**WRITTEN EXERCISE**
Restate all the material verbatim, except for the pictures.
— start SUPPLIED RECORDS —
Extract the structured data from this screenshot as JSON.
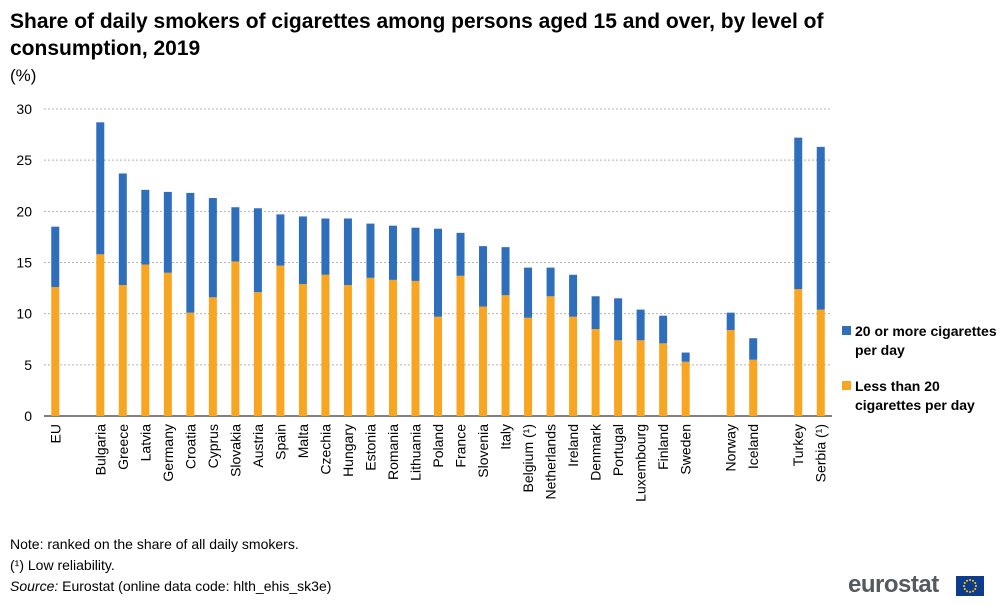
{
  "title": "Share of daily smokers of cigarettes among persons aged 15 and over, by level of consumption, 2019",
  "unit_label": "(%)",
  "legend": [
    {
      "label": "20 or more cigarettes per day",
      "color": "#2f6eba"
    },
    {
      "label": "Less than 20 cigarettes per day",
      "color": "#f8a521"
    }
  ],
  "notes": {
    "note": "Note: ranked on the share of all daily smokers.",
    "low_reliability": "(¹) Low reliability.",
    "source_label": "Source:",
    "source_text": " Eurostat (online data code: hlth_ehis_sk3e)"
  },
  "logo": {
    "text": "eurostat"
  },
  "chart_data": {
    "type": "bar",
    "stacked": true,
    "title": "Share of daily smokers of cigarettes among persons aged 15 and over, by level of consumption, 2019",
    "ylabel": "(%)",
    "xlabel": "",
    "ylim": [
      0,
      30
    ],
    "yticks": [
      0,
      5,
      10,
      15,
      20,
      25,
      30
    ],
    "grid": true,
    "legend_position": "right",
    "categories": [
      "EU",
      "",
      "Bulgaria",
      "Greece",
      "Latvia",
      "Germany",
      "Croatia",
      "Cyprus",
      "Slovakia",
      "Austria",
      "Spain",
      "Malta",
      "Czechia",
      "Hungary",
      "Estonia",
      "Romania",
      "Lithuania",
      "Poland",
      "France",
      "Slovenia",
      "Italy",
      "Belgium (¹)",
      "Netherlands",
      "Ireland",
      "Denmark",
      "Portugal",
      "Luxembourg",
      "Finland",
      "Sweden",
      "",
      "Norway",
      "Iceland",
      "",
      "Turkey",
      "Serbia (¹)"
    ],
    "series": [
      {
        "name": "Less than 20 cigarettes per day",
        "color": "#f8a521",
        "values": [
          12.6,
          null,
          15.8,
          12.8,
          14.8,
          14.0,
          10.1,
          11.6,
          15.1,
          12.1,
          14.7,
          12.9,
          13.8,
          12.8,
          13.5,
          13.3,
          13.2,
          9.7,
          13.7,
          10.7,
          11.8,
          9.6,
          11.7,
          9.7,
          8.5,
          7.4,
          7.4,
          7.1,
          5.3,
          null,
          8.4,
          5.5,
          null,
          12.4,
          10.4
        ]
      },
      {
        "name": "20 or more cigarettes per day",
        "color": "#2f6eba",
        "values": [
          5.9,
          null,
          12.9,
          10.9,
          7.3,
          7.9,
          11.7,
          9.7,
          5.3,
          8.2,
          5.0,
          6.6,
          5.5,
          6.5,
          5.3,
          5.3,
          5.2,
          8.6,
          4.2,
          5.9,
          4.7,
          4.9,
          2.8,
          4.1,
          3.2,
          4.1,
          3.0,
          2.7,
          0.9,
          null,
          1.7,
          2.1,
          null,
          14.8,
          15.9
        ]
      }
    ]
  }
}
— end SUPPLIED RECORDS —
**RESULT OF THE EXERCISE**
Extract the structured data from this screenshot as JSON.
{
  "title": "Share of daily smokers of cigarettes among persons aged 15 and over, by level of consumption, 2019",
  "unit_label": "(%)",
  "legend": [
    {
      "label": "20 or more cigarettes per day",
      "color": "#2f6eba"
    },
    {
      "label": "Less than 20 cigarettes per day",
      "color": "#f8a521"
    }
  ],
  "notes": {
    "note": "Note: ranked on the share of all daily smokers.",
    "low_reliability": "(¹) Low reliability.",
    "source_label": "Source:",
    "source_text": " Eurostat (online data code: hlth_ehis_sk3e)"
  },
  "logo": {
    "text": "eurostat"
  },
  "chart_data": {
    "type": "bar",
    "stacked": true,
    "title": "Share of daily smokers of cigarettes among persons aged 15 and over, by level of consumption, 2019",
    "ylabel": "(%)",
    "xlabel": "",
    "ylim": [
      0,
      30
    ],
    "yticks": [
      0,
      5,
      10,
      15,
      20,
      25,
      30
    ],
    "grid": true,
    "legend_position": "right",
    "categories": [
      "EU",
      "",
      "Bulgaria",
      "Greece",
      "Latvia",
      "Germany",
      "Croatia",
      "Cyprus",
      "Slovakia",
      "Austria",
      "Spain",
      "Malta",
      "Czechia",
      "Hungary",
      "Estonia",
      "Romania",
      "Lithuania",
      "Poland",
      "France",
      "Slovenia",
      "Italy",
      "Belgium (¹)",
      "Netherlands",
      "Ireland",
      "Denmark",
      "Portugal",
      "Luxembourg",
      "Finland",
      "Sweden",
      "",
      "Norway",
      "Iceland",
      "",
      "Turkey",
      "Serbia (¹)"
    ],
    "series": [
      {
        "name": "Less than 20 cigarettes per day",
        "color": "#f8a521",
        "values": [
          12.6,
          null,
          15.8,
          12.8,
          14.8,
          14.0,
          10.1,
          11.6,
          15.1,
          12.1,
          14.7,
          12.9,
          13.8,
          12.8,
          13.5,
          13.3,
          13.2,
          9.7,
          13.7,
          10.7,
          11.8,
          9.6,
          11.7,
          9.7,
          8.5,
          7.4,
          7.4,
          7.1,
          5.3,
          null,
          8.4,
          5.5,
          null,
          12.4,
          10.4
        ]
      },
      {
        "name": "20 or more cigarettes per day",
        "color": "#2f6eba",
        "values": [
          5.9,
          null,
          12.9,
          10.9,
          7.3,
          7.9,
          11.7,
          9.7,
          5.3,
          8.2,
          5.0,
          6.6,
          5.5,
          6.5,
          5.3,
          5.3,
          5.2,
          8.6,
          4.2,
          5.9,
          4.7,
          4.9,
          2.8,
          4.1,
          3.2,
          4.1,
          3.0,
          2.7,
          0.9,
          null,
          1.7,
          2.1,
          null,
          14.8,
          15.9
        ]
      }
    ]
  }
}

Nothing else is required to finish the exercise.